- **TO DO**: Retype the complete listing exactly as it appears.
--- DATA TO USE ---
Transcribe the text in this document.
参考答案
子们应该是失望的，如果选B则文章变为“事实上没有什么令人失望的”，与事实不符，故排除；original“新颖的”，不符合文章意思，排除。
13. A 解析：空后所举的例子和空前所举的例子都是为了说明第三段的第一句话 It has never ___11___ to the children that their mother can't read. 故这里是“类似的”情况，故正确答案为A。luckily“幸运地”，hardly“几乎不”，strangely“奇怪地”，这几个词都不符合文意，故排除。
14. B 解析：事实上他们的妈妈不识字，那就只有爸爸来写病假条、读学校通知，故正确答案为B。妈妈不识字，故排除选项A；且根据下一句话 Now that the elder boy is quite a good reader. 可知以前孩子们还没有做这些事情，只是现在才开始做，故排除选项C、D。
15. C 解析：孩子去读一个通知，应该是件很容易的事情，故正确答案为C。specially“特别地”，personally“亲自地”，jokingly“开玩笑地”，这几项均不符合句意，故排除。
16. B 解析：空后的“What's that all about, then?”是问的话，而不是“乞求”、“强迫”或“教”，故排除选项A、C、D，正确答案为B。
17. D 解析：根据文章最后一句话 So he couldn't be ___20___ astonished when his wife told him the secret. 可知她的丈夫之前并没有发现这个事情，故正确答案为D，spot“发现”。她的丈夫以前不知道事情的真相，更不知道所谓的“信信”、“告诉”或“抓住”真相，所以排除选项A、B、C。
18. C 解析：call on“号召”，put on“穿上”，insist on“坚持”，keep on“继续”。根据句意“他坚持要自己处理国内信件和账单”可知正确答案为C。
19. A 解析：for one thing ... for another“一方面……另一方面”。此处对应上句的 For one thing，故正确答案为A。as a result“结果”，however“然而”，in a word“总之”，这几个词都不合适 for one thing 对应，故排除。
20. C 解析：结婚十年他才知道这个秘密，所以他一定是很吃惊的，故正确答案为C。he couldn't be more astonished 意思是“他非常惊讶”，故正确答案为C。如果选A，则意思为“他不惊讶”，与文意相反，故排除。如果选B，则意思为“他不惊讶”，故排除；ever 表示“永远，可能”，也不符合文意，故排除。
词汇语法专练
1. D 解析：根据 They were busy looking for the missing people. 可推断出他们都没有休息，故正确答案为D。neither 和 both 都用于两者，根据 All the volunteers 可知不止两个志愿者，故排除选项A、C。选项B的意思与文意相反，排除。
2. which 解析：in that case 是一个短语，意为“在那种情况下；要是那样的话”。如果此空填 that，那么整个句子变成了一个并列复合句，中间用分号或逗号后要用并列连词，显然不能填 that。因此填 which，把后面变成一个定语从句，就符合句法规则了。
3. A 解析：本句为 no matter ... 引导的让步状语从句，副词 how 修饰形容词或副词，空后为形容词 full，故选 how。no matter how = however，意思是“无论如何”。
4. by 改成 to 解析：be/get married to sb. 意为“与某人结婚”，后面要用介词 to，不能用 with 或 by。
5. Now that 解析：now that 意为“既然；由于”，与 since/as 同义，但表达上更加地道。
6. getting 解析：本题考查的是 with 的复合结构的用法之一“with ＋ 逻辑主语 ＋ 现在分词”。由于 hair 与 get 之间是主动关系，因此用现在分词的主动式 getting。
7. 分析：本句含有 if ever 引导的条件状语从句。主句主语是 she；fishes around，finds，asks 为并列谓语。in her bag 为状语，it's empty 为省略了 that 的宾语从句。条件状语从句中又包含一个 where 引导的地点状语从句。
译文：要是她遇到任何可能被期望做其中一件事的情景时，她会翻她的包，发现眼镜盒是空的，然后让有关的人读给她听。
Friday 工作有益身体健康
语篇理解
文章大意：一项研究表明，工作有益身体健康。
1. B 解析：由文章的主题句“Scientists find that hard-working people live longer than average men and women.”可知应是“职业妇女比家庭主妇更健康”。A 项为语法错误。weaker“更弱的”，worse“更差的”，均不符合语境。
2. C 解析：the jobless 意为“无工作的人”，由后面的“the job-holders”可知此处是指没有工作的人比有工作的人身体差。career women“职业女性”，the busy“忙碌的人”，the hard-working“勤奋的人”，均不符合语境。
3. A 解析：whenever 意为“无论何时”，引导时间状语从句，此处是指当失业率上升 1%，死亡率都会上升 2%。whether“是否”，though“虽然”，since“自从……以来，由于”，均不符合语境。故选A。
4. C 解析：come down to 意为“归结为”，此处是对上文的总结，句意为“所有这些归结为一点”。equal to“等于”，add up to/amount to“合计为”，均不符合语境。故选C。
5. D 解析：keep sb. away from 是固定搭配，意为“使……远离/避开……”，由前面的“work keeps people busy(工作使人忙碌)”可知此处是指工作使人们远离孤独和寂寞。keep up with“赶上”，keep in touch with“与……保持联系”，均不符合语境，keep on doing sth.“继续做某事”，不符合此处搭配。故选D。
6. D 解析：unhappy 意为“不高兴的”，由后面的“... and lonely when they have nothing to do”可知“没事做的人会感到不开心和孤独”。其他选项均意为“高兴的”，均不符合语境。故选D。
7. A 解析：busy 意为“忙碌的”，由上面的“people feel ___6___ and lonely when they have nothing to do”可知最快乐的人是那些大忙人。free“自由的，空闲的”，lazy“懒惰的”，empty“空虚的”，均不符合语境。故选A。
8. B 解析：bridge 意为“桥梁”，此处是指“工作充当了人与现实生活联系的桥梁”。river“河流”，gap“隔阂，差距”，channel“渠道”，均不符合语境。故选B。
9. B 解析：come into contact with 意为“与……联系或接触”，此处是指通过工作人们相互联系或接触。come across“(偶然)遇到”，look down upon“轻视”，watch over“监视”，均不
---
- **SOLUTION FOR THIS PROBLEM**:
Transcribe the text in this document.
参考答案
子们应该是失望的，如果选B则文章变为“事实上没有什么令人失望的”，与事实不符，故排除；original“新颖的”，不符合文章意思，排除。
13. A 解析：空后所举的例子和空前所举的例子都是为了说明第三段的第一句话 It has never ___11___ to the children that their mother can't read. 故这里是“类似的”情况，故正确答案为A。luckily“幸运地”，hardly“几乎不”，strangely“奇怪地”，这几个词都不符合文意，故排除。
14. B 解析：事实上他们的妈妈不识字，那就只有爸爸来写病假条、读学校通知，故正确答案为B。妈妈不识字，故排除选项A；且根据下一句话 Now that the elder boy is quite a good reader. 可知以前孩子们还没有做这些事情，只是现在才开始做，故排除选项C、D。
15. C 解析：孩子去读一个通知，应该是件很容易的事情，故正确答案为C。specially“特别地”，personally“亲自地”，jokingly“开玩笑地”，这几项均不符合句意，故排除。
16. B 解析：空后的“What's that all about, then?”是问的话，而不是“乞求”、“强迫”或“教”，故排除选项A、C、D，正确答案为B。
17. D 解析：根据文章最后一句话 So he couldn't be ___20___ astonished when his wife told him the secret. 可知她的丈夫之前并没有发现这个事情，故正确答案为D，spot“发现”。她的丈夫以前不知道事情的真相，更不知道所谓的“信信”、“告诉”或“抓住”真相，所以排除选项A、B、C。
18. C 解析：call on“号召”，put on“穿上”，insist on“坚持”，keep on“继续”。根据句意“他坚持要自己处理国内信件和账单”可知正确答案为C。
19. A 解析：for one thing ... for another“一方面……另一方面”。此处对应上句的 For one thing，故正确答案为A。as a result“结果”，however“然而”，in a word“总之”，这几个词都不合适 for one thing 对应，故排除。
20. C 解析：结婚十年他才知道这个秘密，所以他一定是很吃惊的，故正确答案为C。he couldn't be more astonished 意思是“他非常惊讶”，故正确答案为C。如果选A，则意思为“他不惊讶”，与文意相反，故排除。如果选B，则意思为“他不惊讶”，故排除；ever 表示“永远，可能”，也不符合文意，故排除。
词汇语法专练
1. D 解析：根据 They were busy looking for the missing people. 可推断出他们都没有休息，故正确答案为D。neither 和 both 都用于两者，根据 All the volunteers 可知不止两个志愿者，故排除选项A、C。选项B的意思与文意相反，排除。
2. which 解析：in that case 是一个短语，意为“在那种情况下；要是那样的话”。如果此空填 that，那么整个句子变成了一个并列复合句，中间用分号或逗号后要用并列连词，显然不能填 that。因此填 which，把后面变成一个定语从句，就符合句法规则了。
3. A 解析：本句为 no matter ... 引导的让步状语从句，副词 how 修饰形容词或副词，空后为形容词 full，故选 how。no matter how = however，意思是“无论如何”。
4. by 改成 to 解析：be/get married to sb. 意为“与某人结婚”，后面要用介词 to，不能用 with 或 by。
5. Now that 解析：now that 意为“既然；由于”，与 since/as 同义，但表达上更加地道。
6. getting 解析：本题考查的是 with 的复合结构的用法之一“with ＋ 逻辑主语 ＋ 现在分词”。由于 hair 与 get 之间是主动关系，因此用现在分词的主动式 getting。
7. 分析：本句含有 if ever 引导的条件状语从句。主句主语是 she；fishes around，finds，asks 为并列谓语。in her bag 为状语，it's empty 为省略了 that 的宾语从句。条件状语从句中又包含一个 where 引导的地点状语从句。
译文：要是她遇到任何可能被期望做其中一件事的情景时，她会翻她的包，发现眼镜盒是空的，然后让有关的人读给她听。
Friday 工作有益身体健康
语篇理解
文章大意：一项研究表明，工作有益身体健康。
1. B 解析：由文章的主题句“Scientists find that hard-working people live longer than average men and women.”可知应是“职业妇女比家庭主妇更健康”。A 项为语法错误。weaker“更弱的”，worse“更差的”，均不符合语境。
2. C 解析：the jobless 意为“无工作的人”，由后面的“the job-holders”可知此处是指没有工作的人比有工作的人身体差。career women“职业女性”，the busy“忙碌的人”，the hard-working“勤奋的人”，均不符合语境。
3. A 解析：whenever 意为“无论何时”，引导时间状语从句，此处是指当失业率上升 1%，死亡率都会上升 2%。whether“是否”，though“虽然”，since“自从……以来，由于”，均不符合语境。故选A。
4. C 解析：come down to 意为“归结为”，此处是对上文的总结，句意为“所有这些归结为一点”。equal to“等于”，add up to/amount to“合计为”，均不符合语境。故选C。
5. D 解析：keep sb. away from 是固定搭配，意为“使……远离/避开……”，由前面的“work keeps people busy(工作使人忙碌)”可知此处是指工作使人们远离孤独和寂寞。keep up with“赶上”，keep in touch with“与……保持联系”，均不符合语境，keep on doing sth.“继续做某事”，不符合此处搭配。故选D。
6. D 解析：unhappy 意为“不高兴的”，由后面的“... and lonely when they have nothing to do”可知“没事做的人会感到不开心和孤独”。其他选项均意为“高兴的”，均不符合语境。故选D。
7. A 解析：busy 意为“忙碌的”，由上面的“people feel ___6___ and lonely when they have nothing to do”可知最快乐的人是那些大忙人。free“自由的，空闲的”，lazy“懒惰的”，empty“空虚的”，均不符合语境。故选A。
8. B 解析：bridge 意为“桥梁”，此处是指“工作充当了人与现实生活联系的桥梁”。river“河流”，gap“隔阂，差距”，channel“渠道”，均不符合语境。故选B。
9. B 解析：come into contact with 意为“与……联系或接触”，此处是指通过工作人们相互联系或接触。come across“(偶然)遇到”，look down upon“轻视”，watch over“监视”，均不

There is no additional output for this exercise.